Supplied data:

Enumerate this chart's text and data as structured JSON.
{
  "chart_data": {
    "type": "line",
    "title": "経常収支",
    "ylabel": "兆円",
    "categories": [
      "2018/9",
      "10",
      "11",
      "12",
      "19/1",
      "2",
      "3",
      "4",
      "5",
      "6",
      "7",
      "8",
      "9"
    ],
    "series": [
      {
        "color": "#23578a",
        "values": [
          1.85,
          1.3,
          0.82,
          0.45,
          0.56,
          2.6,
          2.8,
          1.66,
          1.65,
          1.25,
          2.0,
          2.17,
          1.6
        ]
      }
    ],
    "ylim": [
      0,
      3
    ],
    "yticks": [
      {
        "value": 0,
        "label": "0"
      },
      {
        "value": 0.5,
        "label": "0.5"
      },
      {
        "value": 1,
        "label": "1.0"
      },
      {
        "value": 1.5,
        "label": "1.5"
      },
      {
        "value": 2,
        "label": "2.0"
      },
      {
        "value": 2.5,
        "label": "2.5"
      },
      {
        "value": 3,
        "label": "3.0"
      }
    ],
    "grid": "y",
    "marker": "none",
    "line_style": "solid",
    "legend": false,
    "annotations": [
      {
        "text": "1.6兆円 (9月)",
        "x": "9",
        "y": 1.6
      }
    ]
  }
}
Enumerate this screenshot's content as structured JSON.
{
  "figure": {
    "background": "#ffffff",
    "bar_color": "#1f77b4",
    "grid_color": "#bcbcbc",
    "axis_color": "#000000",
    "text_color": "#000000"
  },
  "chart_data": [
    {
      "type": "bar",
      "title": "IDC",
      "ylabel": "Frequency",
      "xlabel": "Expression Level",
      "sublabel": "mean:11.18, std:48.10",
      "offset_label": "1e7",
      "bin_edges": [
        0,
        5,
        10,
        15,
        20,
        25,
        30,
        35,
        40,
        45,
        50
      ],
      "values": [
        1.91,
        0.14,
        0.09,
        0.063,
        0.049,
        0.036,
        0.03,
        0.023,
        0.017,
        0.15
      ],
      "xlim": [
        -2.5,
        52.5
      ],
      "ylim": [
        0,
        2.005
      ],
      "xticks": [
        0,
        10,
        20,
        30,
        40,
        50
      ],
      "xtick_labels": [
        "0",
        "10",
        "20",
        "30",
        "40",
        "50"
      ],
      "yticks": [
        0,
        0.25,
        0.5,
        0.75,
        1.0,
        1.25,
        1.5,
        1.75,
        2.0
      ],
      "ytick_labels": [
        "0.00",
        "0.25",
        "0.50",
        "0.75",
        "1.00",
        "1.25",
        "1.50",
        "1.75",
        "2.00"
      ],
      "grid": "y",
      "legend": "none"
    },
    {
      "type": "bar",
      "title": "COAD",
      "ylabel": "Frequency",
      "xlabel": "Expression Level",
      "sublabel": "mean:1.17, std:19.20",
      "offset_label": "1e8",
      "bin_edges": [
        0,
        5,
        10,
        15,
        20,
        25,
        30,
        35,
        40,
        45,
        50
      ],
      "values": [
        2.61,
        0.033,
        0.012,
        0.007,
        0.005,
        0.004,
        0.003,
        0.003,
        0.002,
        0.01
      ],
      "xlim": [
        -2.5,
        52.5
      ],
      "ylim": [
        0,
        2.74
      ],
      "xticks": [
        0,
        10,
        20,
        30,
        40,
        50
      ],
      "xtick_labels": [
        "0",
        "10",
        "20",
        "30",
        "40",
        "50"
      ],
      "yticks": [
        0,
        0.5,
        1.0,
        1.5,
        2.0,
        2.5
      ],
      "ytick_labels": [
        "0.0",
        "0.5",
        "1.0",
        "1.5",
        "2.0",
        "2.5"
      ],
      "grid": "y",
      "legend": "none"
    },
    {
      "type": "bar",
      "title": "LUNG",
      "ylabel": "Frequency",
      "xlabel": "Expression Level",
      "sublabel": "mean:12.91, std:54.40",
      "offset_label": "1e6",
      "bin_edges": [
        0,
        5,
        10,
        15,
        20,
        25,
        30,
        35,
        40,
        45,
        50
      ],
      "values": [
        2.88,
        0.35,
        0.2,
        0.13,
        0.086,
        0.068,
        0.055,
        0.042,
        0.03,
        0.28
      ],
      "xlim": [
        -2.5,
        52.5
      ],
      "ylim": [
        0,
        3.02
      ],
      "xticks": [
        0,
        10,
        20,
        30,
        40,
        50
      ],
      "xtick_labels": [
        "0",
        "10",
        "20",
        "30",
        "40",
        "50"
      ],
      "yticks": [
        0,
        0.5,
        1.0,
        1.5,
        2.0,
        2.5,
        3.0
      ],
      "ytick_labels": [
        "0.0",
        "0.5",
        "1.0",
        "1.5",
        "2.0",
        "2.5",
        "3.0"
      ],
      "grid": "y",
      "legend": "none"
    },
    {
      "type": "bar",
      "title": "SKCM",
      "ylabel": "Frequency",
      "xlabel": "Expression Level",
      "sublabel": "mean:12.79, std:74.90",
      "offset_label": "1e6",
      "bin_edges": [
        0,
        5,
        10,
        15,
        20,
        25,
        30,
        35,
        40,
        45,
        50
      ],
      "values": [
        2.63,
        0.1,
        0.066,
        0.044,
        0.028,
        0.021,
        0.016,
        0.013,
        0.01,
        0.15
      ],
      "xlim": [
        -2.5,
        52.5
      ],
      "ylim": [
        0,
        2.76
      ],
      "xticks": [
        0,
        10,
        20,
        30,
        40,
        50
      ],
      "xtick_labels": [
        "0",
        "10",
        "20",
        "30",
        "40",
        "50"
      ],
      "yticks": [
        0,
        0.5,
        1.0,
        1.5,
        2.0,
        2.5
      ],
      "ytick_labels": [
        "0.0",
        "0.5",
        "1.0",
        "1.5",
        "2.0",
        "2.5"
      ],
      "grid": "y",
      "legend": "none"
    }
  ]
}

Directions:
Tally the lines of the listing that include "Enumerate". Reply with nothing but the count.

Written reply:
2